Dataset listings of figures
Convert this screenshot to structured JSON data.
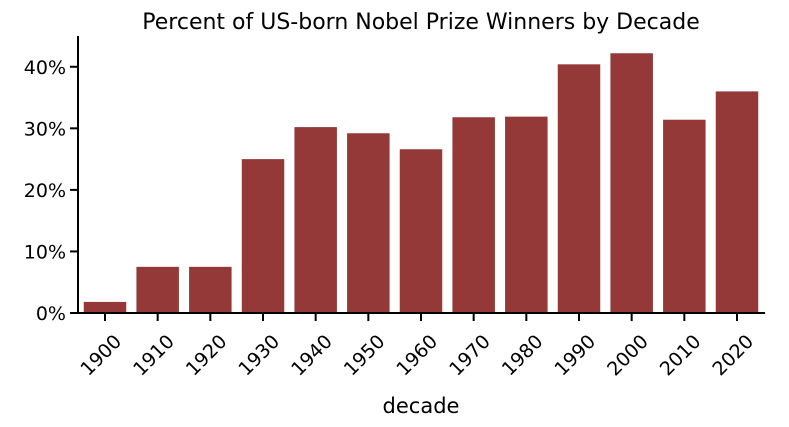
{
  "chart_data": {
    "type": "bar",
    "title": "Percent of US-born Nobel Prize Winners by Decade",
    "xlabel": "decade",
    "ylabel": "",
    "categories": [
      "1900",
      "1910",
      "1920",
      "1930",
      "1940",
      "1950",
      "1960",
      "1970",
      "1980",
      "1990",
      "2000",
      "2010",
      "2020"
    ],
    "values": [
      1.8,
      7.5,
      7.5,
      25.0,
      30.2,
      29.2,
      26.6,
      31.8,
      31.9,
      40.4,
      42.2,
      31.4,
      36.0
    ],
    "ylim": [
      0,
      45
    ],
    "yticks": [
      0,
      10,
      20,
      30,
      40
    ],
    "ytick_labels": [
      "0%",
      "10%",
      "20%",
      "30%",
      "40%"
    ],
    "bar_color": "#943838",
    "grid": false,
    "legend": "none"
  }
}
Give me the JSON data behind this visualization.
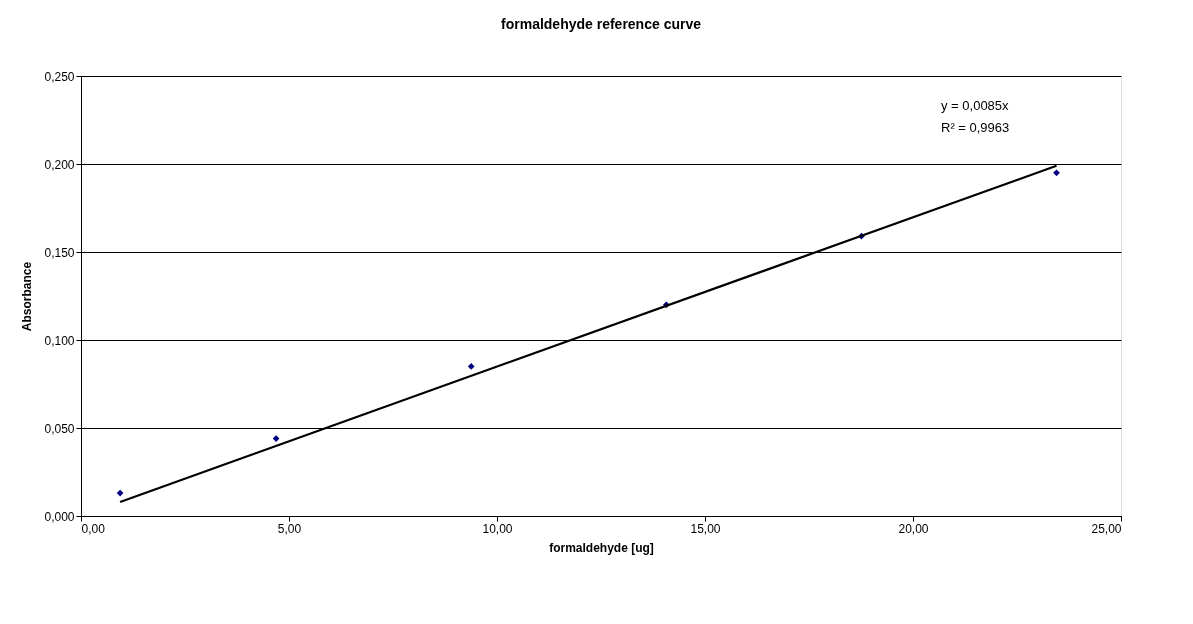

▶ _Problem to solve_
Locate the word "this" in the data above. Copy every line carrying it.

▶ _Reply_
Convert this screenshot to structured JSON data.
Give me the JSON data behind this visualization.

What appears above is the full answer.